## TASK DIRECTIONS
Output each entry exactly; skip nothing.
----------
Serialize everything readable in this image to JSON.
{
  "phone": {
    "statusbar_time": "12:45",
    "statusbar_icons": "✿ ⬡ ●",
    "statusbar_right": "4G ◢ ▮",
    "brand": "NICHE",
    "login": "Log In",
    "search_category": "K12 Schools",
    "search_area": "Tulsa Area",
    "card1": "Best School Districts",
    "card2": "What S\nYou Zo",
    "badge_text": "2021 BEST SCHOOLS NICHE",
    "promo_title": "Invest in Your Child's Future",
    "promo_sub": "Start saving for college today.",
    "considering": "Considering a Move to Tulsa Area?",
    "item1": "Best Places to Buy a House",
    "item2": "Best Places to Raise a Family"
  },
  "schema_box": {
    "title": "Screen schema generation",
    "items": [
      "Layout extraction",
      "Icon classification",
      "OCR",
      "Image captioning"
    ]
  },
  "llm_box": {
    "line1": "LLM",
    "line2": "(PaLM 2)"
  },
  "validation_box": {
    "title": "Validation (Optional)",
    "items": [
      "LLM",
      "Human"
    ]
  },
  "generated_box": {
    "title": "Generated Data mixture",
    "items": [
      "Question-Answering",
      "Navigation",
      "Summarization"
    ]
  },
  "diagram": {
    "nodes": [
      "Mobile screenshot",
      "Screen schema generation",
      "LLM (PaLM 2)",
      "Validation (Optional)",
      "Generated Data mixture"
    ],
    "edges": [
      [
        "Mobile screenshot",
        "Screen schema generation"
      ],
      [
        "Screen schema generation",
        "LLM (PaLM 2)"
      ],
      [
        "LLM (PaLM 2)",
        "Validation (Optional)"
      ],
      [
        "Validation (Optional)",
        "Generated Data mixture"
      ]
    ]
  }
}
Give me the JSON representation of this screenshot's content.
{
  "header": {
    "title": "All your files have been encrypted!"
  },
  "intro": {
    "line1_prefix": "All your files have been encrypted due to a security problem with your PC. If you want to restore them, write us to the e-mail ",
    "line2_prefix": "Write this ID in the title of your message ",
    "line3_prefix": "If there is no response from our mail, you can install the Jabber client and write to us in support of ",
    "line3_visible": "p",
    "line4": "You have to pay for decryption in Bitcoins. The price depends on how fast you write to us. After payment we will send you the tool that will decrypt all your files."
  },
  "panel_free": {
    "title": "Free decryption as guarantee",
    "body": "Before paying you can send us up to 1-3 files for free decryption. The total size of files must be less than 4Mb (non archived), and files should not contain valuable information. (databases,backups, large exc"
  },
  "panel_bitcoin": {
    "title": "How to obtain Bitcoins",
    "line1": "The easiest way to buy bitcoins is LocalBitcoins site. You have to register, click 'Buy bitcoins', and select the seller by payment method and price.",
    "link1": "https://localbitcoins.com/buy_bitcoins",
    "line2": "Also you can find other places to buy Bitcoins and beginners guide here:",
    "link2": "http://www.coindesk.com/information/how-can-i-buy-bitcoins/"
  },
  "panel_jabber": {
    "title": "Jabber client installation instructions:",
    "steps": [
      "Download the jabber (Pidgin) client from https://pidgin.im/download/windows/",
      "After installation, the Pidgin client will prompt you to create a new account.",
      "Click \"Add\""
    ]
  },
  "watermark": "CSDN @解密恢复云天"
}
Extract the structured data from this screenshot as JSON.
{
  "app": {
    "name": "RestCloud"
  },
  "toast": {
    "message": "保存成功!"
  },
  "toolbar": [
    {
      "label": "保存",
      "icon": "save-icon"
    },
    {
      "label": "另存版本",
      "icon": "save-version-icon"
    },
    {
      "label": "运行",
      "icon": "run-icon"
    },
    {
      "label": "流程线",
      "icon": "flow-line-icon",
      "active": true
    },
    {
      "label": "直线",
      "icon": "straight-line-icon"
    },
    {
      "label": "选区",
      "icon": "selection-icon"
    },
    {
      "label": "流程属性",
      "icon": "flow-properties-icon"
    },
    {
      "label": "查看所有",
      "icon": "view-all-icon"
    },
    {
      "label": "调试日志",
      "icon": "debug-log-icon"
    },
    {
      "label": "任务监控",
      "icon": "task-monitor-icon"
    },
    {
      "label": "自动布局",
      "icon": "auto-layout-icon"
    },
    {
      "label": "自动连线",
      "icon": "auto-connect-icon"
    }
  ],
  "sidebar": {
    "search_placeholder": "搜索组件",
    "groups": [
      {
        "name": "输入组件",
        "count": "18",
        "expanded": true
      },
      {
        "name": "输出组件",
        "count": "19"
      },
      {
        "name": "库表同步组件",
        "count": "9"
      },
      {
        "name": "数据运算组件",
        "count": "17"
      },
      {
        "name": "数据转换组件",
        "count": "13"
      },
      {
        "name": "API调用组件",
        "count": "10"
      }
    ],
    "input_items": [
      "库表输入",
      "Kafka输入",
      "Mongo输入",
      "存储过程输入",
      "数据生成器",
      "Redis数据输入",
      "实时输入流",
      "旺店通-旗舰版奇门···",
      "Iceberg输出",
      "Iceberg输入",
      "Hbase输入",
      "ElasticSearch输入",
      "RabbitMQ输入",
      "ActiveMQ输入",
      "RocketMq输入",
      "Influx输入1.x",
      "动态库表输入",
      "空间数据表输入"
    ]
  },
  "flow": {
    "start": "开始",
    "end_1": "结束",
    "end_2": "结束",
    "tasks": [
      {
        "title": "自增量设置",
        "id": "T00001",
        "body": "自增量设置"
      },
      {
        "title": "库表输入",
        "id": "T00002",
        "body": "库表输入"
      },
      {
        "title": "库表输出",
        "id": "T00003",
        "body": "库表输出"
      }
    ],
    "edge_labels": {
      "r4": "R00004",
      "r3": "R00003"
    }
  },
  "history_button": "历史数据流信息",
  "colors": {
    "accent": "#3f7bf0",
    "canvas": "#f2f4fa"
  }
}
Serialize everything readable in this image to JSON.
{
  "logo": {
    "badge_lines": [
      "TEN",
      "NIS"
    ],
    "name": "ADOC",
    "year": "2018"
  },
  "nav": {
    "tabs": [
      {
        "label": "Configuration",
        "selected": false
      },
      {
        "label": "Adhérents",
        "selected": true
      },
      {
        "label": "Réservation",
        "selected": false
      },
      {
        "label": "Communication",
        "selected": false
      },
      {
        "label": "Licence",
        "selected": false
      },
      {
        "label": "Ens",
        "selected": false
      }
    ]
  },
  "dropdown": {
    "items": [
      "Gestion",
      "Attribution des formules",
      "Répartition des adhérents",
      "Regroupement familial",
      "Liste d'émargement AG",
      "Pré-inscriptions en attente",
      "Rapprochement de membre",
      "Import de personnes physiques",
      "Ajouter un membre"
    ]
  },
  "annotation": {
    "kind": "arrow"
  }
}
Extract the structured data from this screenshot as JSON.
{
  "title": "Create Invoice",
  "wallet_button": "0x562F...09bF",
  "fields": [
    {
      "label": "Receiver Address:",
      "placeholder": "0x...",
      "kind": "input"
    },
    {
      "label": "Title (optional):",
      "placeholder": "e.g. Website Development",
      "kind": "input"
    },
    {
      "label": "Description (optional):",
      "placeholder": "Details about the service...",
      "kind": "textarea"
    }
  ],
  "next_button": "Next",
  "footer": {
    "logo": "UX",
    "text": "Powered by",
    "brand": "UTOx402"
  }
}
----------
## WRITTEN SOLUTION
Serialize everything readable in this image to JSON.
{
  "phone": {
    "statusbar_time": "12:45",
    "statusbar_icons": "✿ ⬡ ●",
    "statusbar_right": "4G ◢ ▮",
    "brand": "NICHE",
    "login": "Log In",
    "search_category": "K12 Schools",
    "search_area": "Tulsa Area",
    "card1": "Best School Districts",
    "card2": "What S\nYou Zo",
    "badge_text": "2021 BEST SCHOOLS NICHE",
    "promo_title": "Invest in Your Child's Future",
    "promo_sub": "Start saving for college today.",
    "considering": "Considering a Move to Tulsa Area?",
    "item1": "Best Places to Buy a House",
    "item2": "Best Places to Raise a Family"
  },
  "schema_box": {
    "title": "Screen schema generation",
    "items": [
      "Layout extraction",
      "Icon classification",
      "OCR",
      "Image captioning"
    ]
  },
  "llm_box": {
    "line1": "LLM",
    "line2": "(PaLM 2)"
  },
  "validation_box": {
    "title": "Validation (Optional)",
    "items": [
      "LLM",
      "Human"
    ]
  },
  "generated_box": {
    "title": "Generated Data mixture",
    "items": [
      "Question-Answering",
      "Navigation",
      "Summarization"
    ]
  },
  "diagram": {
    "nodes": [
      "Mobile screenshot",
      "Screen schema generation",
      "LLM (PaLM 2)",
      "Validation (Optional)",
      "Generated Data mixture"
    ],
    "edges": [
      [
        "Mobile screenshot",
        "Screen schema generation"
      ],
      [
        "Screen schema generation",
        "LLM (PaLM 2)"
      ],
      [
        "LLM (PaLM 2)",
        "Validation (Optional)"
      ],
      [
        "Validation (Optional)",
        "Generated Data mixture"
      ]
    ]
  }
}
Give me the JSON representation of this screenshot's content.
{
  "header": {
    "title": "All your files have been encrypted!"
  },
  "intro": {
    "line1_prefix": "All your files have been encrypted due to a security problem with your PC. If you want to restore them, write us to the e-mail ",
    "line2_prefix": "Write this ID in the title of your message ",
    "line3_prefix": "If there is no response from our mail, you can install the Jabber client and write to us in support of ",
    "line3_visible": "p",
    "line4": "You have to pay for decryption in Bitcoins. The price depends on how fast you write to us. After payment we will send you the tool that will decrypt all your files."
  },
  "panel_free": {
    "title": "Free decryption as guarantee",
    "body": "Before paying you can send us up to 1-3 files for free decryption. The total size of files must be less than 4Mb (non archived), and files should not contain valuable information. (databases,backups, large exc"
  },
  "panel_bitcoin": {
    "title": "How to obtain Bitcoins",
    "line1": "The easiest way to buy bitcoins is LocalBitcoins site. You have to register, click 'Buy bitcoins', and select the seller by payment method and price.",
    "link1": "https://localbitcoins.com/buy_bitcoins",
    "line2": "Also you can find other places to buy Bitcoins and beginners guide here:",
    "link2": "http://www.coindesk.com/information/how-can-i-buy-bitcoins/"
  },
  "panel_jabber": {
    "title": "Jabber client installation instructions:",
    "steps": [
      "Download the jabber (Pidgin) client from https://pidgin.im/download/windows/",
      "After installation, the Pidgin client will prompt you to create a new account.",
      "Click \"Add\""
    ]
  },
  "watermark": "CSDN @解密恢复云天"
}
Extract the structured data from this screenshot as JSON.
{
  "app": {
    "name": "RestCloud"
  },
  "toast": {
    "message": "保存成功!"
  },
  "toolbar": [
    {
      "label": "保存",
      "icon": "save-icon"
    },
    {
      "label": "另存版本",
      "icon": "save-version-icon"
    },
    {
      "label": "运行",
      "icon": "run-icon"
    },
    {
      "label": "流程线",
      "icon": "flow-line-icon",
      "active": true
    },
    {
      "label": "直线",
      "icon": "straight-line-icon"
    },
    {
      "label": "选区",
      "icon": "selection-icon"
    },
    {
      "label": "流程属性",
      "icon": "flow-properties-icon"
    },
    {
      "label": "查看所有",
      "icon": "view-all-icon"
    },
    {
      "label": "调试日志",
      "icon": "debug-log-icon"
    },
    {
      "label": "任务监控",
      "icon": "task-monitor-icon"
    },
    {
      "label": "自动布局",
      "icon": "auto-layout-icon"
    },
    {
      "label": "自动连线",
      "icon": "auto-connect-icon"
    }
  ],
  "sidebar": {
    "search_placeholder": "搜索组件",
    "groups": [
      {
        "name": "输入组件",
        "count": "18",
        "expanded": true
      },
      {
        "name": "输出组件",
        "count": "19"
      },
      {
        "name": "库表同步组件",
        "count": "9"
      },
      {
        "name": "数据运算组件",
        "count": "17"
      },
      {
        "name": "数据转换组件",
        "count": "13"
      },
      {
        "name": "API调用组件",
        "count": "10"
      }
    ],
    "input_items": [
      "库表输入",
      "Kafka输入",
      "Mongo输入",
      "存储过程输入",
      "数据生成器",
      "Redis数据输入",
      "实时输入流",
      "旺店通-旗舰版奇门···",
      "Iceberg输出",
      "Iceberg输入",
      "Hbase输入",
      "ElasticSearch输入",
      "RabbitMQ输入",
      "ActiveMQ输入",
      "RocketMq输入",
      "Influx输入1.x",
      "动态库表输入",
      "空间数据表输入"
    ]
  },
  "flow": {
    "start": "开始",
    "end_1": "结束",
    "end_2": "结束",
    "tasks": [
      {
        "title": "自增量设置",
        "id": "T00001",
        "body": "自增量设置"
      },
      {
        "title": "库表输入",
        "id": "T00002",
        "body": "库表输入"
      },
      {
        "title": "库表输出",
        "id": "T00003",
        "body": "库表输出"
      }
    ],
    "edge_labels": {
      "r4": "R00004",
      "r3": "R00003"
    }
  },
  "history_button": "历史数据流信息",
  "colors": {
    "accent": "#3f7bf0",
    "canvas": "#f2f4fa"
  }
}
Serialize everything readable in this image to JSON.
{
  "logo": {
    "badge_lines": [
      "TEN",
      "NIS"
    ],
    "name": "ADOC",
    "year": "2018"
  },
  "nav": {
    "tabs": [
      {
        "label": "Configuration",
        "selected": false
      },
      {
        "label": "Adhérents",
        "selected": true
      },
      {
        "label": "Réservation",
        "selected": false
      },
      {
        "label": "Communication",
        "selected": false
      },
      {
        "label": "Licence",
        "selected": false
      },
      {
        "label": "Ens",
        "selected": false
      }
    ]
  },
  "dropdown": {
    "items": [
      "Gestion",
      "Attribution des formules",
      "Répartition des adhérents",
      "Regroupement familial",
      "Liste d'émargement AG",
      "Pré-inscriptions en attente",
      "Rapprochement de membre",
      "Import de personnes physiques",
      "Ajouter un membre"
    ]
  },
  "annotation": {
    "kind": "arrow"
  }
}
Extract the structured data from this screenshot as JSON.
{
  "title": "Create Invoice",
  "wallet_button": "0x562F...09bF",
  "fields": [
    {
      "label": "Receiver Address:",
      "placeholder": "0x...",
      "kind": "input"
    },
    {
      "label": "Title (optional):",
      "placeholder": "e.g. Website Development",
      "kind": "input"
    },
    {
      "label": "Description (optional):",
      "placeholder": "Details about the service...",
      "kind": "textarea"
    }
  ],
  "next_button": "Next",
  "footer": {
    "logo": "UX",
    "text": "Powered by",
    "brand": "UTOx402"
  }
}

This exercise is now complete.